- **Written request**
Below are the records. Gather each line that holds "panel".

Recorded data:
# # #

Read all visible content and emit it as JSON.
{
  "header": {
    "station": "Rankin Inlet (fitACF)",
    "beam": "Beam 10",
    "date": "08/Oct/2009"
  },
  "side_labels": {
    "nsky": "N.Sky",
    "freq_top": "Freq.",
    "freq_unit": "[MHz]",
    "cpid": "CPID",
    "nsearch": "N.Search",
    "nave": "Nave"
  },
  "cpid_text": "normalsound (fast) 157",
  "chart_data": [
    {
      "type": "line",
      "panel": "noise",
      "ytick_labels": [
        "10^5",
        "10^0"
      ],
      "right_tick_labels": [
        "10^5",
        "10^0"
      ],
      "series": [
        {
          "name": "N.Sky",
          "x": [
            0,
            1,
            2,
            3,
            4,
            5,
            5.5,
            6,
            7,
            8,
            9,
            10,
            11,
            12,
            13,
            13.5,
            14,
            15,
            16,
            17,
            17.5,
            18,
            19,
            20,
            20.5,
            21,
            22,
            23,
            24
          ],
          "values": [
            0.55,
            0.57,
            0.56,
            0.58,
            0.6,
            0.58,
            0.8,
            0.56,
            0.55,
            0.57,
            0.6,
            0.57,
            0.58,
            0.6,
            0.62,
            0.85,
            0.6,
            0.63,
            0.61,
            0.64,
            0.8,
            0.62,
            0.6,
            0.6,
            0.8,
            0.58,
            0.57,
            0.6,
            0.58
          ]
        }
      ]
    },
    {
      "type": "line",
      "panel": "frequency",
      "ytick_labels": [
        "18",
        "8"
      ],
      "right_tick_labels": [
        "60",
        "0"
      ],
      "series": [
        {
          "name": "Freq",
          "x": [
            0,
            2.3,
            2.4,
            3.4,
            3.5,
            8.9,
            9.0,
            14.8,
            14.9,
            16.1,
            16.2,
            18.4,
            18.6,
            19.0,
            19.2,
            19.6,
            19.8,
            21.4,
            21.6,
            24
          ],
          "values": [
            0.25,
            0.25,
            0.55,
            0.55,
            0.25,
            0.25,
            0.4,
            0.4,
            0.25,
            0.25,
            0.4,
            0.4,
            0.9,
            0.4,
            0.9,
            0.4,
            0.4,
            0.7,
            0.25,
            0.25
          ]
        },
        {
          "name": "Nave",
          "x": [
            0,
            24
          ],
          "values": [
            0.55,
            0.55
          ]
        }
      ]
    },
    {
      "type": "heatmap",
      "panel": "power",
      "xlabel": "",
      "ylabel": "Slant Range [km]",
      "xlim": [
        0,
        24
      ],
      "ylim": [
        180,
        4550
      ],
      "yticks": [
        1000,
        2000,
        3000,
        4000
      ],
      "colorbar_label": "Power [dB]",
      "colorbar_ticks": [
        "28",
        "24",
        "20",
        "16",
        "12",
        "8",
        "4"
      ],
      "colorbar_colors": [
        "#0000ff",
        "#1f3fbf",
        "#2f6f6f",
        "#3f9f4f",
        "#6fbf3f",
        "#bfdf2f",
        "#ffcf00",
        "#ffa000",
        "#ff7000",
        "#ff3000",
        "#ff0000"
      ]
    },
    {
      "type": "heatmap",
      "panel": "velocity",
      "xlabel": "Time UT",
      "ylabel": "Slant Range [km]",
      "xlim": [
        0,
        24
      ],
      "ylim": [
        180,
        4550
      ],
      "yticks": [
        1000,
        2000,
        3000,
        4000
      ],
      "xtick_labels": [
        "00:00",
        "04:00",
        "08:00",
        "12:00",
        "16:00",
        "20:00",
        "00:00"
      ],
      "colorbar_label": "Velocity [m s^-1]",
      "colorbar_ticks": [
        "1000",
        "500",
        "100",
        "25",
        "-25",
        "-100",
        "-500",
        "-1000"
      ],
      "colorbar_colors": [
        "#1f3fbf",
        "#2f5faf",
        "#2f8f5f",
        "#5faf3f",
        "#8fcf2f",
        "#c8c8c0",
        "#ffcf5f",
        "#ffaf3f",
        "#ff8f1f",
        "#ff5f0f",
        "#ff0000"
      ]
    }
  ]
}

# # #

- **The response**
      "panel": "noise",
      "panel": "frequency",
      "panel": "power",
      "panel": "velocity",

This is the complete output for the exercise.